## WORK TO BE COMPLETED:
Each line of the material below should be reproduced exactly.

## EXTRACTED ENTRIES:

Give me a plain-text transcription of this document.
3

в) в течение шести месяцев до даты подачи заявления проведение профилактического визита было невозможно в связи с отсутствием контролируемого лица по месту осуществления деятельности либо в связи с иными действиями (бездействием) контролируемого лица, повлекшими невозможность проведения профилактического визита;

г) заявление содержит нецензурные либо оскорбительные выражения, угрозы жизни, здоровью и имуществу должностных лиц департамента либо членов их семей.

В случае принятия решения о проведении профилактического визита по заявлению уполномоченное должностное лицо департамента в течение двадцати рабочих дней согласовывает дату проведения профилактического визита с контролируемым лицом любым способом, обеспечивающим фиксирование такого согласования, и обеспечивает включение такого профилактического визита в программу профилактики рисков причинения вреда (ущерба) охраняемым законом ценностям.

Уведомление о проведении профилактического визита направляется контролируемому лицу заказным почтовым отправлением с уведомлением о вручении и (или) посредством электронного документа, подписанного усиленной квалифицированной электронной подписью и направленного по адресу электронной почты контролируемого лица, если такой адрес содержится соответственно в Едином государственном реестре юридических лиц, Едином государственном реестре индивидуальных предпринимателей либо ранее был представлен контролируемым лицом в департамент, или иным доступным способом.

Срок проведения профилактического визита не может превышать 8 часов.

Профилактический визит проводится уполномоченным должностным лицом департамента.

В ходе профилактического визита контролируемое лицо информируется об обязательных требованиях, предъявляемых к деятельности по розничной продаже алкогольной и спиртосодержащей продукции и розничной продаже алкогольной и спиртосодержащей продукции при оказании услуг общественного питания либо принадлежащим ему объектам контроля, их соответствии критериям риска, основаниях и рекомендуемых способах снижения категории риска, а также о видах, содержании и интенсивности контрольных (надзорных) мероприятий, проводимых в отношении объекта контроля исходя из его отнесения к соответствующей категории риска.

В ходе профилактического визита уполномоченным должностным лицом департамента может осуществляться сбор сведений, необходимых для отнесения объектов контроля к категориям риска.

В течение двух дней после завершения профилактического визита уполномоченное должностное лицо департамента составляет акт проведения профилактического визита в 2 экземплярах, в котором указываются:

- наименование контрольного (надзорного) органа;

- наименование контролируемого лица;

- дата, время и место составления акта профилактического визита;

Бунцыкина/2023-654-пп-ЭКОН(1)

## SOLUTION TO THIS PROBLEM:
Give me a plain-text transcription of this document.
3

в) в течение шести месяцев до даты подачи заявления проведение профилактического визита было невозможно в связи с отсутствием контролируемого лица по месту осуществления деятельности либо в связи с иными действиями (бездействием) контролируемого лица, повлекшими невозможность проведения профилактического визита;

г) заявление содержит нецензурные либо оскорбительные выражения, угрозы жизни, здоровью и имуществу должностных лиц департамента либо членов их семей.

В случае принятия решения о проведении профилактического визита по заявлению уполномоченное должностное лицо департамента в течение двадцати рабочих дней согласовывает дату проведения профилактического визита с контролируемым лицом любым способом, обеспечивающим фиксирование такого согласования, и обеспечивает включение такого профилактического визита в программу профилактики рисков причинения вреда (ущерба) охраняемым законом ценностям.

Уведомление о проведении профилактического визита направляется контролируемому лицу заказным почтовым отправлением с уведомлением о вручении и (или) посредством электронного документа, подписанного усиленной квалифицированной электронной подписью и направленного по адресу электронной почты контролируемого лица, если такой адрес содержится соответственно в Едином государственном реестре юридических лиц, Едином государственном реестре индивидуальных предпринимателей либо ранее был представлен контролируемым лицом в департамент, или иным доступным способом.

Срок проведения профилактического визита не может превышать 8 часов.

Профилактический визит проводится уполномоченным должностным лицом департамента.

В ходе профилактического визита контролируемое лицо информируется об обязательных требованиях, предъявляемых к деятельности по розничной продаже алкогольной и спиртосодержащей продукции и розничной продаже алкогольной и спиртосодержащей продукции при оказании услуг общественного питания либо принадлежащим ему объектам контроля, их соответствии критериям риска, основаниях и рекомендуемых способах снижения категории риска, а также о видах, содержании и интенсивности контрольных (надзорных) мероприятий, проводимых в отношении объекта контроля исходя из его отнесения к соответствующей категории риска.

В ходе профилактического визита уполномоченным должностным лицом департамента может осуществляться сбор сведений, необходимых для отнесения объектов контроля к категориям риска.

В течение двух дней после завершения профилактического визита уполномоченное должностное лицо департамента составляет акт проведения профилактического визита в 2 экземплярах, в котором указываются:

- наименование контрольного (надзорного) органа;

- наименование контролируемого лица;

- дата, время и место составления акта профилактического визита;

Бунцыкина/2023-654-пп-ЭКОН(1)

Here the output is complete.